### RECORDS TO USE
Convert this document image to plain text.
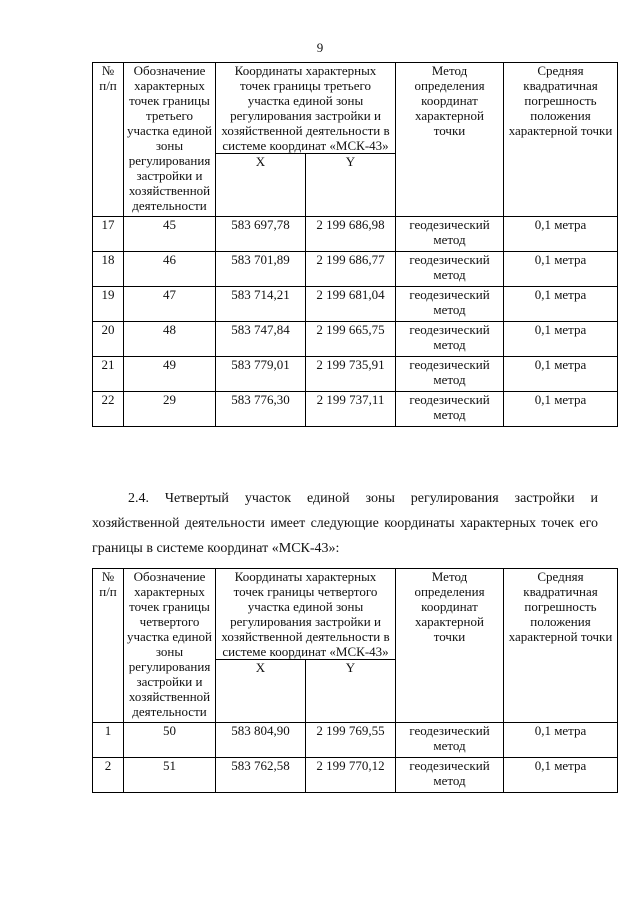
9
№ п/п	Обозначение характерных точек границы третьего участка единой зоны регулирования застройки и хозяйственной деятельности	Координаты характерных точек границы третьего участка единой зоны регулирования застройки и хозяйственной деятельности в системе координат «МСК-43»		Метод определения координат характерной точки	Средняя квадратичная погрешность положения характерной точки
		X	Y		
17	45	583 697,78	2 199 686,98	геодезический метод	0,1 метра
18	46	583 701,89	2 199 686,77	геодезический метод	0,1 метра
19	47	583 714,21	2 199 681,04	геодезический метод	0,1 метра
20	48	583 747,84	2 199 665,75	геодезический метод	0,1 метра
21	49	583 779,01	2 199 735,91	геодезический метод	0,1 метра
22	29	583 776,30	2 199 737,11	геодезический метод	0,1 метра
2.4. Четвертый участок единой зоны регулирования застройки и хозяйственной деятельности имеет следующие координаты характерных точек его границы в системе координат «МСК-43»:
№ п/п	Обозначение характерных точек границы четвертого участка единой зоны регулирования застройки и хозяйственной деятельности	Координаты характерных точек границы четвертого участка единой зоны регулирования застройки и хозяйственной деятельности в системе координат «МСК-43»		Метод определения координат характерной точки	Средняя квадратичная погрешность положения характерной точки
		X	Y		
1	50	583 804,90	2 199 769,55	геодезический метод	0,1 метра
2	51	583 762,58	2 199 770,12	геодезический метод	0,1 метра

### REQUEST
Search the entries for the string "деятельности" and collect each line that has it.

### RESPONSE TO THIS EXERCISE
№ п/п	Обозначение характерных точек границы третьего участка единой зоны регулирования застройки и хозяйственной деятельности	Координаты характерных точек границы третьего участка единой зоны регулирования застройки и хозяйственной деятельности в системе координат «МСК-43»		Метод определения координат характерной точки	Средняя квадратичная погрешность положения характерной точки
2.4. Четвертый участок единой зоны регулирования застройки и хозяйственной деятельности имеет следующие координаты характерных точек его границы в системе координат «МСК-43»:
№ п/п	Обозначение характерных точек границы четвертого участка единой зоны регулирования застройки и хозяйственной деятельности	Координаты характерных точек границы четвертого участка единой зоны регулирования застройки и хозяйственной деятельности в системе координат «МСК-43»		Метод определения координат характерной точки	Средняя квадратичная погрешность положения характерной точки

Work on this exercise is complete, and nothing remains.